## AIM
Below is a listing. Gather each line of it that contains "title".

━━━━━ EXERCISE MATERIAL ━━━━━

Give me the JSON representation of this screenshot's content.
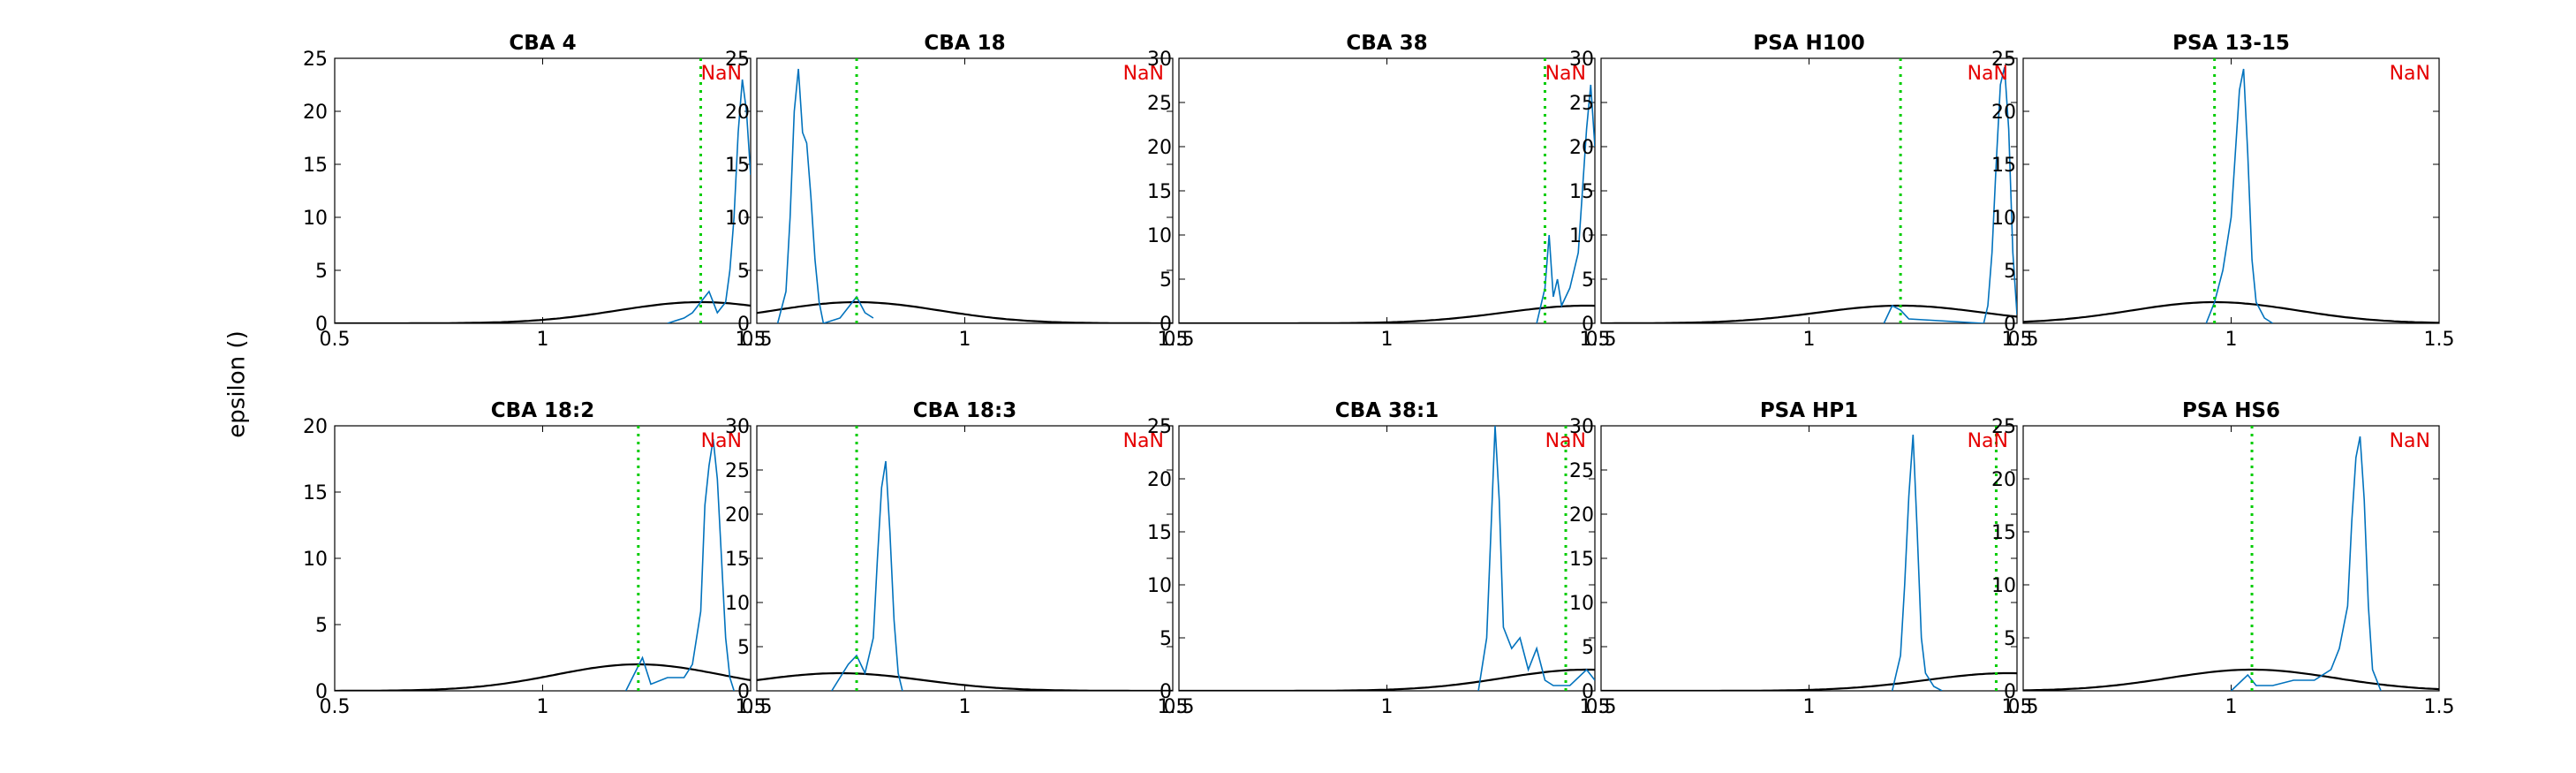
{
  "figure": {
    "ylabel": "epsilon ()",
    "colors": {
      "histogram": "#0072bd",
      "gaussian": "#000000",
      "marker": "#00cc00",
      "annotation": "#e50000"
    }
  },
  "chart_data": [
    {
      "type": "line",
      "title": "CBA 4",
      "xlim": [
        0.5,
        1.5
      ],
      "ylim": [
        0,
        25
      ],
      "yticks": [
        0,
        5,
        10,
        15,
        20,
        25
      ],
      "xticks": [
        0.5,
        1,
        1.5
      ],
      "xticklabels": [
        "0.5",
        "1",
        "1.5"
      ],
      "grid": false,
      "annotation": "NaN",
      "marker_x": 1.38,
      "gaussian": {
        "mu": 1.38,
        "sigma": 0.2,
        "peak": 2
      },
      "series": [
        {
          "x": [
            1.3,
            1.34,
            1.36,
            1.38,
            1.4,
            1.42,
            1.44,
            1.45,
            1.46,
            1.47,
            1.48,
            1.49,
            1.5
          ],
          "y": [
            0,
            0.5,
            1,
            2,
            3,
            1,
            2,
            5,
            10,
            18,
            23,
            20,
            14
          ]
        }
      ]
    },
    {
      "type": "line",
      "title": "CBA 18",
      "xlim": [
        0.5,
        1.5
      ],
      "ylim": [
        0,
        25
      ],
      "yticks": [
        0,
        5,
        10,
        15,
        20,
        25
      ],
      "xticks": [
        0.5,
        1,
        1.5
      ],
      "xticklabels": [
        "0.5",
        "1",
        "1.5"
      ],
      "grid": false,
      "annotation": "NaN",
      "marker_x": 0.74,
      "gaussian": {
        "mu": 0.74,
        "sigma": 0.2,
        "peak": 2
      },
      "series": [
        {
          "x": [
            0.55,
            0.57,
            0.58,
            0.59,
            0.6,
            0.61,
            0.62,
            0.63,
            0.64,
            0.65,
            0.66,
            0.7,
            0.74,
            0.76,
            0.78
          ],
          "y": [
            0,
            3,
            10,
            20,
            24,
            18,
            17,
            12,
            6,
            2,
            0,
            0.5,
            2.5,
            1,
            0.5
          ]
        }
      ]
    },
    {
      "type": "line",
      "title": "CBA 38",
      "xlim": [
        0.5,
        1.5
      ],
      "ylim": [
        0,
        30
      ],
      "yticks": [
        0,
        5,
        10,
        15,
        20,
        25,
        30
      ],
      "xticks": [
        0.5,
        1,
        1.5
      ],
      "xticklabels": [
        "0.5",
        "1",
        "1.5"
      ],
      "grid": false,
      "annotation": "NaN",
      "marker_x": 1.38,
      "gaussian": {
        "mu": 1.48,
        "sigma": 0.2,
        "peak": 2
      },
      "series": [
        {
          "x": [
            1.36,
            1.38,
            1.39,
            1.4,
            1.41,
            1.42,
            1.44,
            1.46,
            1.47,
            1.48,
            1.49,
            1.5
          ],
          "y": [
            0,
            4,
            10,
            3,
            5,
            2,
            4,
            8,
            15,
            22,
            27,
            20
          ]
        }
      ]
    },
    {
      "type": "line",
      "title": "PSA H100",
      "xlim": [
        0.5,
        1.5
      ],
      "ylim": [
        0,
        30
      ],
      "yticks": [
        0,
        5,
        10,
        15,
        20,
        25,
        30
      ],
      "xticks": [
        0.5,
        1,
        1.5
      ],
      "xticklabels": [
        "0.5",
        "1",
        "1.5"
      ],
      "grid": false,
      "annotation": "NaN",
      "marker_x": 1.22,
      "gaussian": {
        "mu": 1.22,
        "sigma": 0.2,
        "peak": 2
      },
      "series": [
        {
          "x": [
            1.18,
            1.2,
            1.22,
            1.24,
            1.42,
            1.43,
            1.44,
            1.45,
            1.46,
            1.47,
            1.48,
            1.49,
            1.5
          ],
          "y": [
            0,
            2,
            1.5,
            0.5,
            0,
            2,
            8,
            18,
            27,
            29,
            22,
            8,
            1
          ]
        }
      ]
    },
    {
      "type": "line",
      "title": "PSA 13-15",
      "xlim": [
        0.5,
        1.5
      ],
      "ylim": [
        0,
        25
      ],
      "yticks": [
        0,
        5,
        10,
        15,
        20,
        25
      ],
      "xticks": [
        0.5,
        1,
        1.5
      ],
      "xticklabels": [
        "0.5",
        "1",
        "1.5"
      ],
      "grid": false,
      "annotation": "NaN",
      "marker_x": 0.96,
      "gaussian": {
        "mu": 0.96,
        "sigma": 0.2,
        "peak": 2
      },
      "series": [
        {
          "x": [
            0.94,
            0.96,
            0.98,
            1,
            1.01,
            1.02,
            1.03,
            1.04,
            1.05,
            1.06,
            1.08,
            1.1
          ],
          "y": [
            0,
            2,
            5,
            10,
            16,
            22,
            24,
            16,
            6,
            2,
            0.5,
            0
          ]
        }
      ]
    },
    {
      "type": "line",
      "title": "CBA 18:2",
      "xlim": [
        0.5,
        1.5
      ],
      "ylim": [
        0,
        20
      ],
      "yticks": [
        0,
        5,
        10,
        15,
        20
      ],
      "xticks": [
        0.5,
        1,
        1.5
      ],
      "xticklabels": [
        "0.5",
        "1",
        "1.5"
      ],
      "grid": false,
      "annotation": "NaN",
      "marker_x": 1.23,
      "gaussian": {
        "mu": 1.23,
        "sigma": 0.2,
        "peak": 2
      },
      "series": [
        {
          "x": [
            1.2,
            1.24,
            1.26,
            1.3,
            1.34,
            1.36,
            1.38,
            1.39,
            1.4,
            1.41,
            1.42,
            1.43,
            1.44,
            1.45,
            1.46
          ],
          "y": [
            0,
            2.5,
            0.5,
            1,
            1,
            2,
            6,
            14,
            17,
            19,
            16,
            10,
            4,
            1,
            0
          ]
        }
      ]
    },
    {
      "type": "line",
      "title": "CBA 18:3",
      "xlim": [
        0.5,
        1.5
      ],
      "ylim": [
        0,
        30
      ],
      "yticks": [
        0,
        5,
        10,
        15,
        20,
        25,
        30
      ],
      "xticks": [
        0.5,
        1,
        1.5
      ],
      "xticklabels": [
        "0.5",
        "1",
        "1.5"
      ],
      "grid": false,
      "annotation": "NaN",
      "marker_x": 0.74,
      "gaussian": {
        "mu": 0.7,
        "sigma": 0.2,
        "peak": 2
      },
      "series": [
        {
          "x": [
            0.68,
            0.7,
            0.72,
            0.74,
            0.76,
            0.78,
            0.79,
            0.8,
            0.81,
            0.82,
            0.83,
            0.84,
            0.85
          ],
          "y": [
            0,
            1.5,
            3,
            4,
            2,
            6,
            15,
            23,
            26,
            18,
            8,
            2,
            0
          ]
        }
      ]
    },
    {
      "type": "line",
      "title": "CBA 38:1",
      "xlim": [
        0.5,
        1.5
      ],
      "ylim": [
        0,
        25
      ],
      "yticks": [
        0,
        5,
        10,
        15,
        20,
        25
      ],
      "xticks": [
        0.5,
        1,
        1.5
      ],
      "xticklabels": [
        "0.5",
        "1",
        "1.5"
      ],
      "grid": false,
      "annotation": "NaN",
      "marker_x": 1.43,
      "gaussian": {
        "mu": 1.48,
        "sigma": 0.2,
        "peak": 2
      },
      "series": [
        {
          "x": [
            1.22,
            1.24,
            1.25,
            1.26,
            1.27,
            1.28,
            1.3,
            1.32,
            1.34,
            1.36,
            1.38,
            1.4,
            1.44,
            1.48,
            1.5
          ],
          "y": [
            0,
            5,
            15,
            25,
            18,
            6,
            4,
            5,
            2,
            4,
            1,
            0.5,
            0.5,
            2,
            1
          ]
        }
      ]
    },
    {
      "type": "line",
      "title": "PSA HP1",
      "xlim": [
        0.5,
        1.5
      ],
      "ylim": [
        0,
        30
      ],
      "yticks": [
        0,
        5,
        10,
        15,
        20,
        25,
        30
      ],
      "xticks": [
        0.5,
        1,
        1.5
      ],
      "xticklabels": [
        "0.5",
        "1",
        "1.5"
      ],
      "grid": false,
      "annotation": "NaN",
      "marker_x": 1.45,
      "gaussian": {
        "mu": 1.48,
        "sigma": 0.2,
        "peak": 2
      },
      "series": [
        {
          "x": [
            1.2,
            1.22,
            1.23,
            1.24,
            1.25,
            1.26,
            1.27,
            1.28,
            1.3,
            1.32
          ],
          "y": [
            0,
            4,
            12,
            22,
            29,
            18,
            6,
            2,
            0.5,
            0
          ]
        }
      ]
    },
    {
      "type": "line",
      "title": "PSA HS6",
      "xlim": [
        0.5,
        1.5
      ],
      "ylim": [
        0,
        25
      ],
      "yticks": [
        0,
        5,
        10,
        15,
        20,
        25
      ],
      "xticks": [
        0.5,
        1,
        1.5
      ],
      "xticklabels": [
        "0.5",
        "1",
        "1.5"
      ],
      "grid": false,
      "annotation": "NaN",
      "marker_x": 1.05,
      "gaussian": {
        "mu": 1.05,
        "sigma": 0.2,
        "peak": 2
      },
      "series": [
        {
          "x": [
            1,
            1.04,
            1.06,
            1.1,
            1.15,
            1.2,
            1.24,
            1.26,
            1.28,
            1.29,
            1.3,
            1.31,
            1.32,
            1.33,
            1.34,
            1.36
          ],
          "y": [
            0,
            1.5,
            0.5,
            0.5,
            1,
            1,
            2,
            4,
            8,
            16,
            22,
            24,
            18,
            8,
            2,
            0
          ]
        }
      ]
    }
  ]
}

━━━━━

## RESPONSE BELOW
      "title": "CBA 4",
      "title": "CBA 18",
      "title": "CBA 38",
      "title": "PSA H100",
      "title": "PSA 13-15",
      "title": "CBA 18:2",
      "title": "CBA 18:3",
      "title": "CBA 38:1",
      "title": "PSA HP1",
      "title": "PSA HS6",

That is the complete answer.